- **The exercise**
Look through the material below and give the number of lines holding "อนละ", with no other words.

- **Dataset items**
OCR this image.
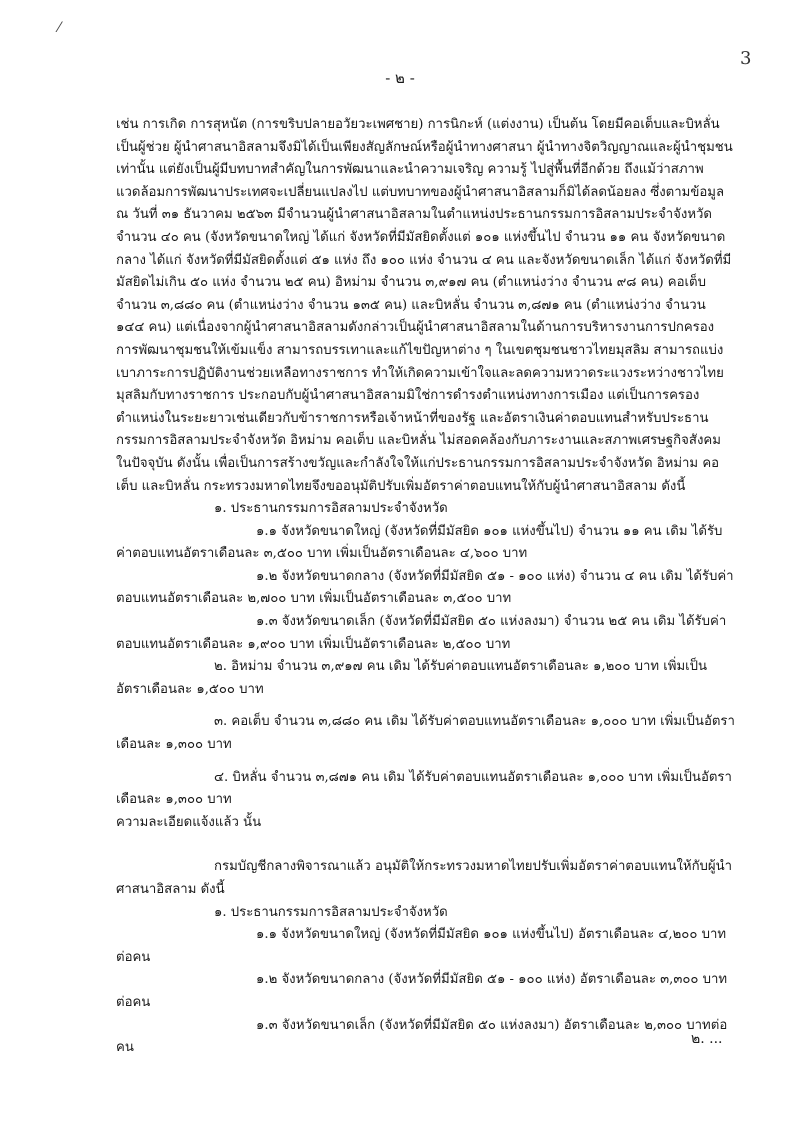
⁄
3
- ๒ -

เช่น การเกิด การสุหนัต (การขริบปลายอวัยวะเพศชาย) การนิกะห์ (แต่งงาน) เป็นต้น โดยมีคอเต็บและบิหลั่นเป็นผู้ช่วย ผู้นำศาสนาอิสลามจึงมิได้เป็นเพียงสัญลักษณ์หรือผู้นำทางศาสนา ผู้นำทางจิตวิญญาณและผู้นำชุมชนเท่านั้น แต่ยังเป็นผู้มีบทบาทสำคัญในการพัฒนาและนำความเจริญ ความรู้ ไปสู่พื้นที่อีกด้วย ถึงแม้ว่าสภาพแวดล้อมการพัฒนาประเทศจะเปลี่ยนแปลงไป แต่บทบาทของผู้นำศาสนาอิสลามก็มิได้ลดน้อยลง ซึ่งตามข้อมูล ณ วันที่ ๓๑ ธันวาคม ๒๕๖๓ มีจำนวนผู้นำศาสนาอิสลามในตำแหน่งประธานกรรมการอิสลามประจำจังหวัด จำนวน ๔๐ คน (จังหวัดขนาดใหญ่ ได้แก่ จังหวัดที่มีมัสยิดตั้งแต่ ๑๐๑ แห่งขึ้นไป จำนวน ๑๑ คน จังหวัดขนาดกลาง ได้แก่ จังหวัดที่มีมัสยิดตั้งแต่ ๕๑ แห่ง ถึง ๑๐๐ แห่ง จำนวน ๔ คน และจังหวัดขนาดเล็ก ได้แก่ จังหวัดที่มีมัสยิดไม่เกิน ๕๐ แห่ง จำนวน ๒๕ คน) อิหม่าม จำนวน ๓,๙๑๗ คน (ตำแหน่งว่าง จำนวน ๙๘ คน) คอเต็บ จำนวน ๓,๘๘๐ คน (ตำแหน่งว่าง จำนวน ๑๓๕ คน) และบิหลั่น จำนวน ๓,๘๗๑ คน (ตำแหน่งว่าง จำนวน ๑๔๔ คน) แต่เนื่องจากผู้นำศาสนาอิสลามดังกล่าวเป็นผู้นำศาสนาอิสลามในด้านการบริหารงานการปกครอง การพัฒนาชุมชนให้เข้มแข็ง สามารถบรรเทาและแก้ไขปัญหาต่าง ๆ ในเขตชุมชนชาวไทยมุสลิม สามารถแบ่งเบาภาระการปฏิบัติงานช่วยเหลือทางราชการ ทำให้เกิดความเข้าใจและลดความหวาดระแวงระหว่างชาวไทยมุสลิมกับทางราชการ ประกอบกับผู้นำศาสนาอิสลามมิใช่การดำรงตำแหน่งทางการเมือง แต่เป็นการครองตำแหน่งในระยะยาวเช่นเดียวกับข้าราชการหรือเจ้าหน้าที่ของรัฐ และอัตราเงินค่าตอบแทนสำหรับประธานกรรมการอิสลามประจำจังหวัด อิหม่าม คอเต็บ และบิหลั่น ไม่สอดคล้องกับภาระงานและสภาพเศรษฐกิจสังคมในปัจจุบัน ดังนั้น เพื่อเป็นการสร้างขวัญและกำลังใจให้แก่ประธานกรรมการอิสลามประจำจังหวัด อิหม่าม คอเต็บ และบิหลั่น กระทรวงมหาดไทยจึงขออนุมัติปรับเพิ่มอัตราค่าตอบแทนให้กับผู้นำศาสนาอิสลาม ดังนี้

๑. ประธานกรรมการอิสลามประจำจังหวัด

๑.๑ จังหวัดขนาดใหญ่ (จังหวัดที่มีมัสยิด ๑๐๑ แห่งขึ้นไป) จำนวน ๑๑ คน เดิม ได้รับค่าตอบแทนอัตราเดือนละ ๓,๕๐๐ บาท เพิ่มเป็นอัตราเดือนละ ๔,๖๐๐ บาท

๑.๒ จังหวัดขนาดกลาง (จังหวัดที่มีมัสยิด ๕๑ - ๑๐๐ แห่ง) จำนวน ๔ คน เดิม ได้รับค่าตอบแทนอัตราเดือนละ ๒,๗๐๐ บาท เพิ่มเป็นอัตราเดือนละ ๓,๕๐๐ บาท

๑.๓ จังหวัดขนาดเล็ก (จังหวัดที่มีมัสยิด ๕๐ แห่งลงมา) จำนวน ๒๕ คน เดิม ได้รับค่าตอบแทนอัตราเดือนละ ๑,๙๐๐ บาท เพิ่มเป็นอัตราเดือนละ ๒,๕๐๐ บาท

๒. อิหม่าม จำนวน ๓,๙๑๗ คน เดิม ได้รับค่าตอบแทนอัตราเดือนละ ๑,๒๐๐ บาท เพิ่มเป็นอัตราเดือนละ ๑,๕๐๐ บาท

๓. คอเต็บ จำนวน ๓,๘๘๐ คน เดิม ได้รับค่าตอบแทนอัตราเดือนละ ๑,๐๐๐ บาท เพิ่มเป็นอัตราเดือนละ ๑,๓๐๐ บาท

๔. บิหลั่น จำนวน ๓,๘๗๑ คน เดิม ได้รับค่าตอบแทนอัตราเดือนละ ๑,๐๐๐ บาท เพิ่มเป็นอัตราเดือนละ ๑,๓๐๐ บาท

ความละเอียดแจ้งแล้ว นั้น

กรมบัญชีกลางพิจารณาแล้ว อนุมัติให้กระทรวงมหาดไทยปรับเพิ่มอัตราค่าตอบแทนให้กับผู้นำศาสนาอิสลาม ดังนี้

๑. ประธานกรรมการอิสลามประจำจังหวัด

๑.๑ จังหวัดขนาดใหญ่ (จังหวัดที่มีมัสยิด ๑๐๑ แห่งขึ้นไป) อัตราเดือนละ ๔,๒๐๐ บาทต่อคน

๑.๒ จังหวัดขนาดกลาง (จังหวัดที่มีมัสยิด ๕๑ - ๑๐๐ แห่ง) อัตราเดือนละ ๓,๓๐๐ บาทต่อคน

๑.๓ จังหวัดขนาดเล็ก (จังหวัดที่มีมัสยิด ๕๐ แห่งลงมา) อัตราเดือนละ ๒,๓๐๐ บาทต่อคน

๒. ...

- **Written answer**
9